All municipalities describe their current or planned strategies for engagement as it is part of the CCCs template. Many stress the importance of digital tools in facilitating this engagement. For example, Enköping intends to develop a digital platform for young thinkers and creators that aims to engage local interest groups with an environmental or developmental focus. Gothenburg states that former district committees are being replaced by care committees with new structures and new forms of organization. The purpose is to meet citizens more effectively and create a positive feeling of co-creation in the development of society. Not least, this is about developing new ways of working designed around the opportunities offered by the digital revolution. Others have created platforms to facilitate engagement and collaboration. For example, Järfälla municipality formed Barkarby Science, which is a platform for collaboration between the public sector, academia, and business. All CCCs focus on engagement with various facets of society, but emphasize the importance of digitalization to do so, which is not captured by the framework1.

Green economy

None of the municipalities explicitly mention the term ‘green economy’ in their Climate City Contract. However, a few mention broadly, with limited additional information, the ambition to develop a circular economy or incorporate circularity in their resource use. For example, Umeå states that they plan on developing a strategy for Circular Economy in 2021. Stockholm states that they developed a strategy for creating circularity for their already identified and mapped large resource flows. A green economy is an economy that focuses on improving resource-use efficiency, ensuring ecosystem resilience, and enhancing social equity. A circular economy often focuses strictly on improving resource efficiency and therefore unlike the green economy, does not incorporate the social component19. The framework1, however, suggests that supporting a circular economy is a step towards a green economy.

Financial tools

Three municipalities explicitly mention financial tools, but do not provide detailed information nor whether they plan to utilize them. For example, Enköping states that green loans are a flexible form of financing that aims to support a positive climate impact, but do not provide further information as to whether they plan on using them. Lund has a framework for green bonds which is a guide for sustainable investments. It is the municipal group that develops the work with green bonds and sustainable financing. Uppsala municipality intends to develop and apply policy and financial instruments for climate neutrality or climate positivity in the development of the city and infrastructure investments. The connection between the CCCs and financial tools appears relatively weak and undefined.

Policy tools

Two municipalities explicitly mention policy tools or instruments, without providing detailed information. Umeå Municipality state that they developed a model to use policy instruments for the efforts to facilitate transformative change, but do not provide further information. Stockholm identified several areas where changes in policy instruments, laws and regulations at national or European level are needed for the municipal climate goals to be achieved. To be able to test new solutions, free zones for innovation (“policy lab”) may be necessary to test not only new technology but also changed regulations and their effects. Other municipalities do not explicitly refer to policy tools however, the entire process of developing CCCs is itself a policy too, so the connection to the policy process is strong.
# # # # #
▶ What the exercise asks:
Answer these questions using the excerpt on Climate City Contracts:
1. What platform did Järfälla municipality form?
2. In what year does Umeå plan to develop a strategy for Circular Economy?
3. What does Lund have a framework for?
Rely only on the text above.

▶ Data segment:
# # # # #
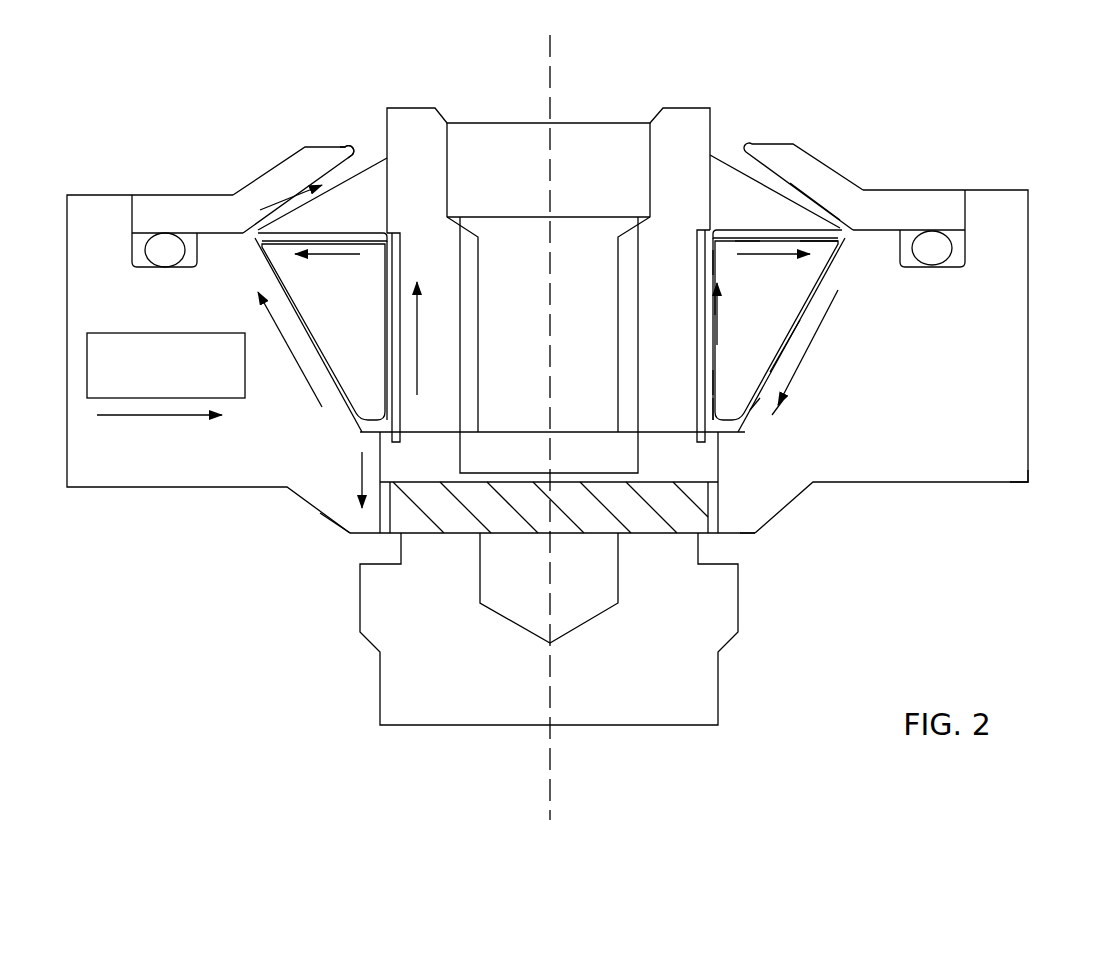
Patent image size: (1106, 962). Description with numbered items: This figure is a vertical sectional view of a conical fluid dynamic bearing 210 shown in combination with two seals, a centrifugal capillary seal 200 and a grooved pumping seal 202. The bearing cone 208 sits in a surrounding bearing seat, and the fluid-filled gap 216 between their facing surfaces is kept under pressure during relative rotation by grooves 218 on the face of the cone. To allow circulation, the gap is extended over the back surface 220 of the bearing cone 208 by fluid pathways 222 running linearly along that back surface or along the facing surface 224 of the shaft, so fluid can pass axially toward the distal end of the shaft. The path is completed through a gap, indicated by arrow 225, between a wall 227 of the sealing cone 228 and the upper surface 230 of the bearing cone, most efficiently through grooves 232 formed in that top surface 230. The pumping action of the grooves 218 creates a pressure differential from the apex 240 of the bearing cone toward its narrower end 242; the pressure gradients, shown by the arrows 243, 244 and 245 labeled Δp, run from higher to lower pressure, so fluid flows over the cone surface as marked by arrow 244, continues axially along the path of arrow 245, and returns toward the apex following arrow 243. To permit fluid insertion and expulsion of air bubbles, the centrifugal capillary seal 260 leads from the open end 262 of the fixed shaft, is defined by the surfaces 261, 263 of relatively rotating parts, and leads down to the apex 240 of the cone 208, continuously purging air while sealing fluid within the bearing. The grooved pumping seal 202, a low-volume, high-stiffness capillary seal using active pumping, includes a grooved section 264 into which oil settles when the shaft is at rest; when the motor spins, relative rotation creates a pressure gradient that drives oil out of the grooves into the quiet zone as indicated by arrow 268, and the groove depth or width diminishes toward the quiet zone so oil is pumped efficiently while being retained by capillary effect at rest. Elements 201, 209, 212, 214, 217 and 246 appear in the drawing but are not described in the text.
# # # # #
▶ Result of the exercise:
1. Barkarby Science, a platform for collaboration between the public sector, academia, and business.
2. 2021.
3. Green bonds.